* START *

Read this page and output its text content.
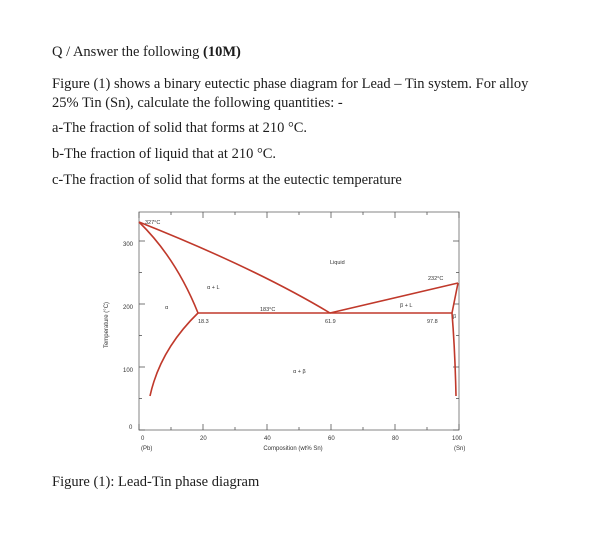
Q / Answer the following (10M)
Figure (1) shows a binary eutectic phase diagram for Lead – Tin system. For alloy
25% Tin (Sn), calculate the following quantities: -
a-The fraction of solid that forms at 210 °C.
b-The fraction of liquid that at 210 °C.
c-The fraction of solid that forms at the eutectic temperature
0	20	40	60	80	100
0
100
200
300
Composition (wt% Sn)
(Pb)	(Sn)
Temperature (°C)
327°C
232°C
183°C
18.3	61.9	97.8
Liquid
α + L
β + L
α + β
α
β
Figure (1): Lead-Tin phase diagram
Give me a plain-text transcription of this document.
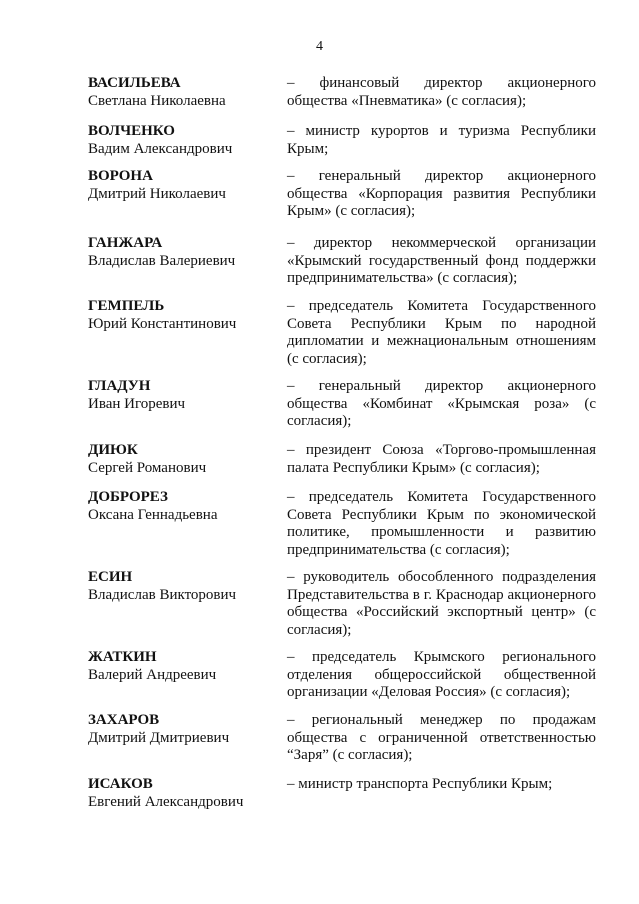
4
ВАСИЛЬЕВА
Светлана Николаевна
– финансовый директор акционерного общества «Пневматика» (с согласия);
ВОЛЧЕНКО
Вадим Александрович
– министр курортов и туризма Республики Крым;
ВОРОНА
Дмитрий Николаевич
– генеральный директор акционерного общества «Корпорация развития Республики Крым» (с согласия);
ГАНЖАРА
Владислав Валериевич
– директор некоммерческой организации «Крымский государственный фонд поддержки предпринимательства» (с согласия);
ГЕМПЕЛЬ
Юрий Константинович
– председатель Комитета Государственного Совета Республики Крым по народной дипломатии и межнациональным отношениям (с согласия);
ГЛАДУН
Иван Игоревич
– генеральный директор акционерного общества «Комбинат «Крымская роза» (с согласия);
ДИЮК
Сергей Романович
– президент Союза «Торгово-промышленная палата Республики Крым» (с согласия);
ДОБРОРЕЗ
Оксана Геннадьевна
– председатель Комитета Государственного Совета Республики Крым по экономической политике, промышленности и развитию предпринимательства (с согласия);
ЕСИН
Владислав Викторович
– руководитель обособленного подразделения Представительства в г. Краснодар акционерного общества «Российский экспортный центр» (с согласия);
ЖАТКИН
Валерий Андреевич
– председатель Крымского регионального отделения общероссийской общественной организации «Деловая Россия» (с согласия);
ЗАХАРОВ
Дмитрий Дмитриевич
– региональный менеджер по продажам общества с ограниченной ответственностью “Заря” (с согласия);
ИСАКОВ
Евгений Александрович
– министр транспорта Республики Крым;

* END *

Without including any picture, repeat the data exactly.

Written response:
Read this page and output its text content.
Q / Answer the following (10M)
Figure (1) shows a binary eutectic phase diagram for Lead – Tin system. For alloy
25% Tin (Sn), calculate the following quantities: -
a-The fraction of solid that forms at 210 °C.
b-The fraction of liquid that at 210 °C.
c-The fraction of solid that forms at the eutectic temperature
0	20	40	60	80	100
0
100
200
300
Composition (wt% Sn)
(Pb)	(Sn)
Temperature (°C)
327°C
232°C
183°C
18.3	61.9	97.8
Liquid
α + L
β + L
α + β
α
β
Figure (1): Lead-Tin phase diagram
Give me a plain-text transcription of this document.
4
ВАСИЛЬЕВА
Светлана Николаевна
– финансовый директор акционерного общества «Пневматика» (с согласия);
ВОЛЧЕНКО
Вадим Александрович
– министр курортов и туризма Республики Крым;
ВОРОНА
Дмитрий Николаевич
– генеральный директор акционерного общества «Корпорация развития Республики Крым» (с согласия);
ГАНЖАРА
Владислав Валериевич
– директор некоммерческой организации «Крымский государственный фонд поддержки предпринимательства» (с согласия);
ГЕМПЕЛЬ
Юрий Константинович
– председатель Комитета Государственного Совета Республики Крым по народной дипломатии и межнациональным отношениям (с согласия);
ГЛАДУН
Иван Игоревич
– генеральный директор акционерного общества «Комбинат «Крымская роза» (с согласия);
ДИЮК
Сергей Романович
– президент Союза «Торгово-промышленная палата Республики Крым» (с согласия);
ДОБРОРЕЗ
Оксана Геннадьевна
– председатель Комитета Государственного Совета Республики Крым по экономической политике, промышленности и развитию предпринимательства (с согласия);
ЕСИН
Владислав Викторович
– руководитель обособленного подразделения Представительства в г. Краснодар акционерного общества «Российский экспортный центр» (с согласия);
ЖАТКИН
Валерий Андреевич
– председатель Крымского регионального отделения общероссийской общественной организации «Деловая Россия» (с согласия);
ЗАХАРОВ
Дмитрий Дмитриевич
– региональный менеджер по продажам общества с ограниченной ответственностью “Заря” (с согласия);
ИСАКОВ
Евгений Александрович
– министр транспорта Республики Крым;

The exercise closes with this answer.